Restate the entries below verbatim.

Lines of data >>
-- BEGIN --

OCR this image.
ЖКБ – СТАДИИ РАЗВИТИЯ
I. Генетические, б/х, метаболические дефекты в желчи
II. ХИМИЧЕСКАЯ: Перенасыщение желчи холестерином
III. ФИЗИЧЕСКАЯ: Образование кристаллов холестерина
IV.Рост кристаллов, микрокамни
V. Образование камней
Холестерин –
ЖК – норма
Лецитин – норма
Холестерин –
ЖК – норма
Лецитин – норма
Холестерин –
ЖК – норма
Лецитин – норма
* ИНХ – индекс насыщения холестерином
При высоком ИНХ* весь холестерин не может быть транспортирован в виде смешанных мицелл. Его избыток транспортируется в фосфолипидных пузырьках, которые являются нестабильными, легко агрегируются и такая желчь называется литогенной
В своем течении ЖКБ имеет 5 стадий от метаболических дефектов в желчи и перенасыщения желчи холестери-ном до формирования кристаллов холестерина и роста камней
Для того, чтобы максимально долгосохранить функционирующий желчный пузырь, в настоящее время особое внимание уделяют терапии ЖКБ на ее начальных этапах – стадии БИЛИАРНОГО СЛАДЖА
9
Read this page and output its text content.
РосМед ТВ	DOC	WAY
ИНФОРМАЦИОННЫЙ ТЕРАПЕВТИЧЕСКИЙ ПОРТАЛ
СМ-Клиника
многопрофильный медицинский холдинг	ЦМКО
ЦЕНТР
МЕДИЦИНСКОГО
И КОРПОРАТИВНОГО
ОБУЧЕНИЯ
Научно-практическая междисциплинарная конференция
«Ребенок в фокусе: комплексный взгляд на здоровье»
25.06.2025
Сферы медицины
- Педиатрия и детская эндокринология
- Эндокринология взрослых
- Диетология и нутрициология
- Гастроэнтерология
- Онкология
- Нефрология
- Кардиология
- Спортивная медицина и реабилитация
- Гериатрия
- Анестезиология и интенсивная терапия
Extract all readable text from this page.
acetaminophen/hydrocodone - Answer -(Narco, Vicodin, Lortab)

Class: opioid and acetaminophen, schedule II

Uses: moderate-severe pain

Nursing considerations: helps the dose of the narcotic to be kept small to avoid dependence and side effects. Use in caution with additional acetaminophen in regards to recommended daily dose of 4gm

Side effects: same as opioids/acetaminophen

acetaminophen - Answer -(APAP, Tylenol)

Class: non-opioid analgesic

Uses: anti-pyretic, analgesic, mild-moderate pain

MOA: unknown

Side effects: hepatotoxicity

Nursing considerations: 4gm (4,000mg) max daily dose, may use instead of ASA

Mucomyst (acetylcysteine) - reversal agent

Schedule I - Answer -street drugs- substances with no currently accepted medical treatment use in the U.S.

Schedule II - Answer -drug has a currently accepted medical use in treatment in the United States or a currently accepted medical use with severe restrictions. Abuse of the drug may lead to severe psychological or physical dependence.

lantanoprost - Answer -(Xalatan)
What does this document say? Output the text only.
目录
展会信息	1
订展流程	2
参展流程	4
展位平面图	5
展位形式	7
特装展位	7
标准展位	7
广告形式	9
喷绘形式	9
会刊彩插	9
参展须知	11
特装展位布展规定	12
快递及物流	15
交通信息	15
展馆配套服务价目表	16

-- END --

Exercise answer >>
OCR this image.
ЖКБ – СТАДИИ РАЗВИТИЯ
I. Генетические, б/х, метаболические дефекты в желчи
II. ХИМИЧЕСКАЯ: Перенасыщение желчи холестерином
III. ФИЗИЧЕСКАЯ: Образование кристаллов холестерина
IV.Рост кристаллов, микрокамни
V. Образование камней
Холестерин –
ЖК – норма
Лецитин – норма
Холестерин –
ЖК – норма
Лецитин – норма
Холестерин –
ЖК – норма
Лецитин – норма
* ИНХ – индекс насыщения холестерином
При высоком ИНХ* весь холестерин не может быть транспортирован в виде смешанных мицелл. Его избыток транспортируется в фосфолипидных пузырьках, которые являются нестабильными, легко агрегируются и такая желчь называется литогенной
В своем течении ЖКБ имеет 5 стадий от метаболических дефектов в желчи и перенасыщения желчи холестери-ном до формирования кристаллов холестерина и роста камней
Для того, чтобы максимально долгосохранить функционирующий желчный пузырь, в настоящее время особое внимание уделяют терапии ЖКБ на ее начальных этапах – стадии БИЛИАРНОГО СЛАДЖА
9
Read this page and output its text content.
РосМед ТВ	DOC	WAY
ИНФОРМАЦИОННЫЙ ТЕРАПЕВТИЧЕСКИЙ ПОРТАЛ
СМ-Клиника
многопрофильный медицинский холдинг	ЦМКО
ЦЕНТР
МЕДИЦИНСКОГО
И КОРПОРАТИВНОГО
ОБУЧЕНИЯ
Научно-практическая междисциплинарная конференция
«Ребенок в фокусе: комплексный взгляд на здоровье»
25.06.2025
Сферы медицины
- Педиатрия и детская эндокринология
- Эндокринология взрослых
- Диетология и нутрициология
- Гастроэнтерология
- Онкология
- Нефрология
- Кардиология
- Спортивная медицина и реабилитация
- Гериатрия
- Анестезиология и интенсивная терапия
Extract all readable text from this page.
acetaminophen/hydrocodone - Answer -(Narco, Vicodin, Lortab)

Class: opioid and acetaminophen, schedule II

Uses: moderate-severe pain

Nursing considerations: helps the dose of the narcotic to be kept small to avoid dependence and side effects. Use in caution with additional acetaminophen in regards to recommended daily dose of 4gm

Side effects: same as opioids/acetaminophen

acetaminophen - Answer -(APAP, Tylenol)

Class: non-opioid analgesic

Uses: anti-pyretic, analgesic, mild-moderate pain

MOA: unknown

Side effects: hepatotoxicity

Nursing considerations: 4gm (4,000mg) max daily dose, may use instead of ASA

Mucomyst (acetylcysteine) - reversal agent

Schedule I - Answer -street drugs- substances with no currently accepted medical treatment use in the U.S.

Schedule II - Answer -drug has a currently accepted medical use in treatment in the United States or a currently accepted medical use with severe restrictions. Abuse of the drug may lead to severe psychological or physical dependence.

lantanoprost - Answer -(Xalatan)
What does this document say? Output the text only.
目录
展会信息	1
订展流程	2
参展流程	4
展位平面图	5
展位形式	7
特装展位	7
标准展位	7
广告形式	9
喷绘形式	9
会刊彩插	9
参展须知	11
特装展位布展规定	12
快递及物流	15
交通信息	15
展馆配套服务价目表	16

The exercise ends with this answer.